▶ PROBLEM A
Answer these questions from the product analytics article:
(i) What are the three levels of the monitoring system?
(ii) Where do the author's examples come from?
(iii) How many steps does the article give for building an effective early warning system?
▶ PROBLEM B
Please extend the product analytics article from its last sentence.
(Beginning of PASSAGE PROVIDED)
Note: This article is the second in a 2-part series. The first article in the series is “Why Your Product Analytics Should Work Like Your Car”.
Automobiles have a 3-level monitoring system.
In the previous article, we explored the idea of setting up your product analytics the same way. Of simulating what I call a “car’s immune system”:
This system has 3 levels: Early Warning, Diagnostics, and Prevention.
In this article, we’ll explore practical steps to design your product analytics following this analogy.
I’ll share examples from my time at Google to help you apply this to your organization.
Ready? Buckle up!
Level 1: How to Set Up Early Warning Metrics
In a car, the Early Warning System is right in front of you when you’re driving.
If there’s a problem, a dashboard light goes off. It doesn’t tell you what the exact problem is, but it gives you a clue.
Is the “Check Engine” light on? If so, you probably should inspect your engine!
Detecting an issue early might be the difference between a minor hiccup and a major crisis.
Creating an effective early warning system for your product requires an intentional design approach. Follow the 4 steps below to maximize your chances of success.
1. Start with Business Questions
Many PMs dive straight into the metrics, without reflecting on the business questions that guide them.
This is starting with the solution.
As a PM, you know you should start with a pain point. And you find your pain points by asking the right questions.
(End of PASSAGE PROVIDED)
(Beginning of SUPPLIED INFORMATION)
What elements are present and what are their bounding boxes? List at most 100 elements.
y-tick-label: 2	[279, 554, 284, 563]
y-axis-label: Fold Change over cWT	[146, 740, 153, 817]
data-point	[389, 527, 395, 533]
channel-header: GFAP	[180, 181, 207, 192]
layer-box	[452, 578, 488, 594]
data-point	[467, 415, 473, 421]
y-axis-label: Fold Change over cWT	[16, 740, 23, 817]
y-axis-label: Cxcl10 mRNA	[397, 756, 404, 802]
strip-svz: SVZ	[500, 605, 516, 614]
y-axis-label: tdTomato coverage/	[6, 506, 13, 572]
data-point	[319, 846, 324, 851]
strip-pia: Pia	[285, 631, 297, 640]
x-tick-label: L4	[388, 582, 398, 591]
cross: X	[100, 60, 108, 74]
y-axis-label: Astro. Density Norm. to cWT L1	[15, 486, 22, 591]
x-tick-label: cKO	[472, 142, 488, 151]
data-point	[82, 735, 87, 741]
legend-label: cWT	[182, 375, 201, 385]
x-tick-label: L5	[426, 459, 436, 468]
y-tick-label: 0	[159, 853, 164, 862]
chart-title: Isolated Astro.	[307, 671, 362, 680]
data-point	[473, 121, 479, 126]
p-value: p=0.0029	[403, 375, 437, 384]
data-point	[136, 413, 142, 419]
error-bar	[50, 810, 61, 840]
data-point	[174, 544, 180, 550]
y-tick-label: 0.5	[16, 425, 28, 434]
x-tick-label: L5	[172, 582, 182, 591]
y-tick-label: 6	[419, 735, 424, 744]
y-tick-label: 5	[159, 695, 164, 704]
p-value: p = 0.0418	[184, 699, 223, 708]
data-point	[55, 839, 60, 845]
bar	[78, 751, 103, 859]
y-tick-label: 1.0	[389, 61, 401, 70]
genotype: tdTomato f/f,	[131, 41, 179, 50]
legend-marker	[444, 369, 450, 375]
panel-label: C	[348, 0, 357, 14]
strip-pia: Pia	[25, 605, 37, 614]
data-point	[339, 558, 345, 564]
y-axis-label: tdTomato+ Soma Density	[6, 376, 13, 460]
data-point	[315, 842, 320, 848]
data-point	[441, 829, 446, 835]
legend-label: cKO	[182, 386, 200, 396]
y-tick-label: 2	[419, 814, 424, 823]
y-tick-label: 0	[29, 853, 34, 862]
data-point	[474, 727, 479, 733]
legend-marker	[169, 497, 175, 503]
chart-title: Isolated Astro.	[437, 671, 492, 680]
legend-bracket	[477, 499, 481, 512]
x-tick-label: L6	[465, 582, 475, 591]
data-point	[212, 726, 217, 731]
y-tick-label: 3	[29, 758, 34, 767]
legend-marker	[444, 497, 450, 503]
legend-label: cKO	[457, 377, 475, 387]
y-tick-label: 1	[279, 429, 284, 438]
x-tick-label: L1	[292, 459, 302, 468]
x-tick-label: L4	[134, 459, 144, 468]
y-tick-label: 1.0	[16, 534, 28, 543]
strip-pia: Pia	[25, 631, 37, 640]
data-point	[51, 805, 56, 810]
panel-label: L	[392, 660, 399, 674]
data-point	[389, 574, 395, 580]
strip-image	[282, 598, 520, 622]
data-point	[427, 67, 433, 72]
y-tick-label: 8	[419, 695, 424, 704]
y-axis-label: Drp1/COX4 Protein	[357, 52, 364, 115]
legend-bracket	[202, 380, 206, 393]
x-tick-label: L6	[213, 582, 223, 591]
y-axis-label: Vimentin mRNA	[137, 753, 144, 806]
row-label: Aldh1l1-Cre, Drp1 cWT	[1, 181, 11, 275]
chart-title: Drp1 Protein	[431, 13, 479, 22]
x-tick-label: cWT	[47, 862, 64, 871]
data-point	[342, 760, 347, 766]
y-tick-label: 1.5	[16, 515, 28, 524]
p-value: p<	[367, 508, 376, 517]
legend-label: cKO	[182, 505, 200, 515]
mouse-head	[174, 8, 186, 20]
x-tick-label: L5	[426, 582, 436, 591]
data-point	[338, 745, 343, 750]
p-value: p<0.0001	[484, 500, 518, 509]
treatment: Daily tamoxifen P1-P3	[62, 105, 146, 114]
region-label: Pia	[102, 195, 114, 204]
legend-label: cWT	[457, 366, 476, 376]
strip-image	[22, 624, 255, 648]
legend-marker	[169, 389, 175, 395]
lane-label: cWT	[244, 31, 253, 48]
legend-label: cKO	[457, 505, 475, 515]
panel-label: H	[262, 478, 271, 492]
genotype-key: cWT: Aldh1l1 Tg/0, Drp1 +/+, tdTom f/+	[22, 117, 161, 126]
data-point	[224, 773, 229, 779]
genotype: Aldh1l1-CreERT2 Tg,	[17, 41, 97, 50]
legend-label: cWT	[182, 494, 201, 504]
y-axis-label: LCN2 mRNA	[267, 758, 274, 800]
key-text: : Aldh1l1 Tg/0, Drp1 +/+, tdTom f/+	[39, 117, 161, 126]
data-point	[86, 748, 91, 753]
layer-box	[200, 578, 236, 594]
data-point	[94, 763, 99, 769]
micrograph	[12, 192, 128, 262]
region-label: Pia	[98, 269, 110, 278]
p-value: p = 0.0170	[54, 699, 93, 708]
(End of SUPPLIED INFORMATION)
▶ WRITTEN REPLY A
(i) Early Warning, Diagnostics, and Prevention.
(ii) The author's time at Google.
(iii) Four.

▶ WRITTEN REPLY B
So what questions come to mind when thinking about your product’s health?
Write those down in plain English. Don’t worry about metrics for now.
For example, when I led the Google Messages team, I asked questions like:
- How many sent messages never reach the recipient?
- How often do delivery failures happen?
- How many users experience delivery failures? Is the issue widespread, or affecting a small subset of users?
The answers to these questions sent my team in the direction of the right metrics.
We wouldn’t have gotten there had we started with the solution.
2. Nominate a Subset of Questions
There are so many metrics you can watch.
And PMs tend to want to monitor them all! This is a common mistake with a high cost. Quickly, you feel overwhelmed.
Instead, pick a few key metrics to act like the “car dashboard” for your product.
Look at your questions. Which ones would give you an early signal that something is wrong, and a sense of where? That’s your subset.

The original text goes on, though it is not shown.